Records that describe figures:
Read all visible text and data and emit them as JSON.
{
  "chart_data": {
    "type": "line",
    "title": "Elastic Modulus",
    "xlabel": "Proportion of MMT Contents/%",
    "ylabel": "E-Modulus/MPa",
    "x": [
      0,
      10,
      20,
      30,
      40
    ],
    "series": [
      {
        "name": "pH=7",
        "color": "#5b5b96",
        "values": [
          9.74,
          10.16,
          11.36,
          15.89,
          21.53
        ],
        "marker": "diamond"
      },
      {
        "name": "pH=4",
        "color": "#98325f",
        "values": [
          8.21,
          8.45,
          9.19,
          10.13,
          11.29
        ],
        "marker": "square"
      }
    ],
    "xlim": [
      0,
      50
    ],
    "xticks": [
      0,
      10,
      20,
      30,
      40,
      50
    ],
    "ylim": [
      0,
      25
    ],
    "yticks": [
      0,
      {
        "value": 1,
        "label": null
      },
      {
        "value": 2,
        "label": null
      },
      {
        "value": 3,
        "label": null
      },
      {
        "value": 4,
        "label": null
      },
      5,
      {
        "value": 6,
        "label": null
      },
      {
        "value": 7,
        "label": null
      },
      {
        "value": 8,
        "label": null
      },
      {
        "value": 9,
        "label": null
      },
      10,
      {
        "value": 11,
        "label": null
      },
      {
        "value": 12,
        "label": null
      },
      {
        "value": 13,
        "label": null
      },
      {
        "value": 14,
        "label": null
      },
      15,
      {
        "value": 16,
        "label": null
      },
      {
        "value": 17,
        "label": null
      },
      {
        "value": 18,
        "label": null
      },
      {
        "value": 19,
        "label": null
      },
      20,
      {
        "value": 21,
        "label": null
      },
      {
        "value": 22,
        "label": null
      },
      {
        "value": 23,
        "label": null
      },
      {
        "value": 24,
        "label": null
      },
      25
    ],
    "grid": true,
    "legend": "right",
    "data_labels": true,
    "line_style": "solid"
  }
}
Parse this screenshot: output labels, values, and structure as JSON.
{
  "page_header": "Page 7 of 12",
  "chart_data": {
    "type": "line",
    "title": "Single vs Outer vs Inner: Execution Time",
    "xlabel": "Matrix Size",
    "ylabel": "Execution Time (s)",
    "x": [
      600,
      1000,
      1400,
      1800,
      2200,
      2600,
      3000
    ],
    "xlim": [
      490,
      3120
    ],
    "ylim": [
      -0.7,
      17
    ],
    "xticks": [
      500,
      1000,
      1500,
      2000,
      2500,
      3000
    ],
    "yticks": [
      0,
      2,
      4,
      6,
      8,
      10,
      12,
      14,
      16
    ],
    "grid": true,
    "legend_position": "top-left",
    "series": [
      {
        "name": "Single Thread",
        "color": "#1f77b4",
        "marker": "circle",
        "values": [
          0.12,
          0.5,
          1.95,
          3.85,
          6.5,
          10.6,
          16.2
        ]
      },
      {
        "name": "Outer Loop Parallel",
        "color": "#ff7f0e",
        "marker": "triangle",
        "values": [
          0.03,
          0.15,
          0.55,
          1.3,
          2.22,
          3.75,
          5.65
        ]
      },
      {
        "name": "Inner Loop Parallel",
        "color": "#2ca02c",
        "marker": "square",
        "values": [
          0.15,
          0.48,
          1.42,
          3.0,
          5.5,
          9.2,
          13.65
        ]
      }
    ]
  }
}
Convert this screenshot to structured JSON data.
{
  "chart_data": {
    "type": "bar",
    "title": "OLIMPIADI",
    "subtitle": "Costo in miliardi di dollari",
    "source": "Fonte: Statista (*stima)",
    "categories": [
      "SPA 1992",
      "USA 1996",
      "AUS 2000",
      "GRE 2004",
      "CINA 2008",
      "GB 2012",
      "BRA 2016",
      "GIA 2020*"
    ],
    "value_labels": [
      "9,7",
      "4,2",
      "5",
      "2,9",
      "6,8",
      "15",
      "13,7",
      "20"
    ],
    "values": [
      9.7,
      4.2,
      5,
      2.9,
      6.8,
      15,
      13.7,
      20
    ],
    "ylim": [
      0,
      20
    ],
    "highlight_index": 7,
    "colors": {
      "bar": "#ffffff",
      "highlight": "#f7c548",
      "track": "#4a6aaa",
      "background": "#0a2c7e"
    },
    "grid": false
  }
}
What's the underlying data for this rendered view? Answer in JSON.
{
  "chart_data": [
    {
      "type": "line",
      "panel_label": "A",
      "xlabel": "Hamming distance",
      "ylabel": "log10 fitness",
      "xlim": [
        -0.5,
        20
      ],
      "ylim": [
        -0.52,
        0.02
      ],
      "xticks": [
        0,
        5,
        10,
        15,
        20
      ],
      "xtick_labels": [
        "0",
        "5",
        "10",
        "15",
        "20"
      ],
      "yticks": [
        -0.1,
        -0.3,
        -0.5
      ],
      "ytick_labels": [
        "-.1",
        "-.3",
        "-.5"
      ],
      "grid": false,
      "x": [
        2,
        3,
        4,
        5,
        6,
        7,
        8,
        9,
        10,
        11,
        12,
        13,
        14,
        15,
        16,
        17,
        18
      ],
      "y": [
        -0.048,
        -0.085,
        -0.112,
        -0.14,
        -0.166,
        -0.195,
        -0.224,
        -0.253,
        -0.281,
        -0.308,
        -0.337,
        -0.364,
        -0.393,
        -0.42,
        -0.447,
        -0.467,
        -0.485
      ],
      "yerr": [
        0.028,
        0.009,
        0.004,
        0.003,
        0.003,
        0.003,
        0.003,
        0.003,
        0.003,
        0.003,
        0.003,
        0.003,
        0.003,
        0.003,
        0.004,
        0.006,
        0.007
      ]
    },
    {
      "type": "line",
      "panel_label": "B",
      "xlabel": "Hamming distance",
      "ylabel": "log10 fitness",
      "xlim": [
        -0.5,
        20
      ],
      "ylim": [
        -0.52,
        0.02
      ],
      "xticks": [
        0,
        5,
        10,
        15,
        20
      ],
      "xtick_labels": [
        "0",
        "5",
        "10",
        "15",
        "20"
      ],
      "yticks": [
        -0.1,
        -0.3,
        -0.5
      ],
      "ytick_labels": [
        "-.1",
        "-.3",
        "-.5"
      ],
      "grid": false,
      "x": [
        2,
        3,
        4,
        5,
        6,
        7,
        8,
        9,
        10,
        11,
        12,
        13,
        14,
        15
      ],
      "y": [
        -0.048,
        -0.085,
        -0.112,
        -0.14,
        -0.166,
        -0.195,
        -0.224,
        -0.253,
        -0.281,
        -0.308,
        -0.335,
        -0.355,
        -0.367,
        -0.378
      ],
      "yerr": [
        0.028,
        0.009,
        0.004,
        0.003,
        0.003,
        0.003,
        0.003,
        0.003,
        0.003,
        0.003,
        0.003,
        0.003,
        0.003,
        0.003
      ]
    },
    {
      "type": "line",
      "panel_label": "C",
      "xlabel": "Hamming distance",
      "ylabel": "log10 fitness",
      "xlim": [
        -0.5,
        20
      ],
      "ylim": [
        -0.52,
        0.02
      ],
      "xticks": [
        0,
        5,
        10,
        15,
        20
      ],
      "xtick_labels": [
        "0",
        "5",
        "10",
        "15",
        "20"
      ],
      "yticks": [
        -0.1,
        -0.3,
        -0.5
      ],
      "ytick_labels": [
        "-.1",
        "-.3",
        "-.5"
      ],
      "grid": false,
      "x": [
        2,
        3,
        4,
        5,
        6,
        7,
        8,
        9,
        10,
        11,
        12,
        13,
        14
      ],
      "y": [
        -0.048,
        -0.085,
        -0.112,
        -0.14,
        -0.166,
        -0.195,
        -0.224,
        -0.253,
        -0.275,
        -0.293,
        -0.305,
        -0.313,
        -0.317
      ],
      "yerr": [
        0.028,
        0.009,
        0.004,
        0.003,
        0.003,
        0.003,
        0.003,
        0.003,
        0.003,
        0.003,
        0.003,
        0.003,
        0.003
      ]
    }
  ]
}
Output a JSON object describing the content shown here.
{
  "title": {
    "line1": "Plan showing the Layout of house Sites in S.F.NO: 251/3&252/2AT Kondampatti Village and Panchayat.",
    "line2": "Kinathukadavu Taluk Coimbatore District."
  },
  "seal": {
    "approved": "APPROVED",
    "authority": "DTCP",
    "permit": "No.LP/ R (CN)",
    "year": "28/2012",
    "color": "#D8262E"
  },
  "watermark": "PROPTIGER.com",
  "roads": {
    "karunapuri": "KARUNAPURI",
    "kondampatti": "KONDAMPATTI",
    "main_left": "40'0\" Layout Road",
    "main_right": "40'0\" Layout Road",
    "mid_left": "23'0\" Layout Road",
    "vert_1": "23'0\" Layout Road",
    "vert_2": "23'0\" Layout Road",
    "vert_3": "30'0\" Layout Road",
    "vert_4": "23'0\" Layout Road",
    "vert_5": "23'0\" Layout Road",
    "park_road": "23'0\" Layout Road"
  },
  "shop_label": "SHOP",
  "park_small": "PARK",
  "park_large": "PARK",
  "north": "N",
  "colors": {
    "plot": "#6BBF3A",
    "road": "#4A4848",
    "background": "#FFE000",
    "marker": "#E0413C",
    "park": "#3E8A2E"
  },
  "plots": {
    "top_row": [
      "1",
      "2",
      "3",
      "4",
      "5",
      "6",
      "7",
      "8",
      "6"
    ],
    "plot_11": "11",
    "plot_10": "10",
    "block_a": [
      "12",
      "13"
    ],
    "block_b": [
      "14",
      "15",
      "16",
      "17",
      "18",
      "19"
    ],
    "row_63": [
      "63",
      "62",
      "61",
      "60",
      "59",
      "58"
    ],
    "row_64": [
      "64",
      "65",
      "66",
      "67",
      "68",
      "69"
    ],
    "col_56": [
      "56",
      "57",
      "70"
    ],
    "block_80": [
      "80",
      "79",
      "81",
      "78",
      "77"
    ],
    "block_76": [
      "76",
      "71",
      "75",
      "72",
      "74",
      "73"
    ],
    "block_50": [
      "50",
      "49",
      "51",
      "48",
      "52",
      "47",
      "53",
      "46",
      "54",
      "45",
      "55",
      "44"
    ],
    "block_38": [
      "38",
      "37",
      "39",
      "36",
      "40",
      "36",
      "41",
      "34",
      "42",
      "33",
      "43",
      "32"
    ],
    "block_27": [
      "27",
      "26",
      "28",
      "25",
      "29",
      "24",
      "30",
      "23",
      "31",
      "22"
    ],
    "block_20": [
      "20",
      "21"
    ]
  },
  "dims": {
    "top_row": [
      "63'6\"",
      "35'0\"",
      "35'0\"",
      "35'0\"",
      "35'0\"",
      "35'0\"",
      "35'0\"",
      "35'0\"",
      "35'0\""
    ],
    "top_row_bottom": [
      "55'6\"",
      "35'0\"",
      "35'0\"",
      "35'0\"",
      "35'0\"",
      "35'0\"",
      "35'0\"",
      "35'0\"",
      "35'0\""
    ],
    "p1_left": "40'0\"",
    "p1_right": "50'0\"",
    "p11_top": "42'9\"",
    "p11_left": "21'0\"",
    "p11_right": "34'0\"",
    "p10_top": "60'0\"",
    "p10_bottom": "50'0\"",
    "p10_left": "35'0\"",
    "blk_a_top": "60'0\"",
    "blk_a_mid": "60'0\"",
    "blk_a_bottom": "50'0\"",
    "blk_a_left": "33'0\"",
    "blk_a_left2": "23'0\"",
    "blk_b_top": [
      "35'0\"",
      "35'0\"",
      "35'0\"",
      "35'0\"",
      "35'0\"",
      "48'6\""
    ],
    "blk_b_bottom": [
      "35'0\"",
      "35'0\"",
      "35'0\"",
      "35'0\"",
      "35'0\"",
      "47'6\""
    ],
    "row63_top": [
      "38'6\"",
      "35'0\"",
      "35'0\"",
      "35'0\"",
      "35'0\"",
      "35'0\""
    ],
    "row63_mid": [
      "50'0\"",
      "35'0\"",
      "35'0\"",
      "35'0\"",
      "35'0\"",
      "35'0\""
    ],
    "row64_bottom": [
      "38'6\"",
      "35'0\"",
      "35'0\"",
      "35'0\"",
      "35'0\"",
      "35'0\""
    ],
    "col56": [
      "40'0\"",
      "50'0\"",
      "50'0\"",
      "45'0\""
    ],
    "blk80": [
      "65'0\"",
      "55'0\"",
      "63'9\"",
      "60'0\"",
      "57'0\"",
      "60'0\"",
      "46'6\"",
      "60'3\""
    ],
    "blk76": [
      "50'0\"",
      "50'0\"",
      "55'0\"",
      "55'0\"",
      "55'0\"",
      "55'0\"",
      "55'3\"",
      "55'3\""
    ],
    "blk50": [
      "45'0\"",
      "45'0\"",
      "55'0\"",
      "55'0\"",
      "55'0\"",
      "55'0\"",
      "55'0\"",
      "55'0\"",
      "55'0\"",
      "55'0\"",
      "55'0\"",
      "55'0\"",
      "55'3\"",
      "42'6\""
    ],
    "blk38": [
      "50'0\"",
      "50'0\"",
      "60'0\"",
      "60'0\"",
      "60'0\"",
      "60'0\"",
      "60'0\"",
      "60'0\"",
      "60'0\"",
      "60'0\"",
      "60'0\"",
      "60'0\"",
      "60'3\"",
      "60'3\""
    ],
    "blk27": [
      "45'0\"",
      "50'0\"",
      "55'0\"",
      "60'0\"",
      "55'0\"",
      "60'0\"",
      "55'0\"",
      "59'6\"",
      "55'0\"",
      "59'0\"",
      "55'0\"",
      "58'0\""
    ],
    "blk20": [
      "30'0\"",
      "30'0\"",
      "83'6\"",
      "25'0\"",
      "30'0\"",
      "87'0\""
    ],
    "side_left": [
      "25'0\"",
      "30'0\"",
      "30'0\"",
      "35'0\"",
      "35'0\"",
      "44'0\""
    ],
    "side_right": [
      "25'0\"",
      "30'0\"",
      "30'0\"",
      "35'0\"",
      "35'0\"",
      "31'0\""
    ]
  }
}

:: Required task ::
Gather each line from the entries above that includes the word "Layout".

:: Exercise answer ::
    "line1": "Plan showing the Layout of house Sites in S.F.NO: 251/3&252/2AT Kondampatti Village and Panchayat.",
    "main_left": "40'0\" Layout Road",
    "main_right": "40'0\" Layout Road",
    "mid_left": "23'0\" Layout Road",
    "vert_1": "23'0\" Layout Road",
    "vert_2": "23'0\" Layout Road",
    "vert_3": "30'0\" Layout Road",
    "vert_4": "23'0\" Layout Road",
    "vert_5": "23'0\" Layout Road",
    "park_road": "23'0\" Layout Road"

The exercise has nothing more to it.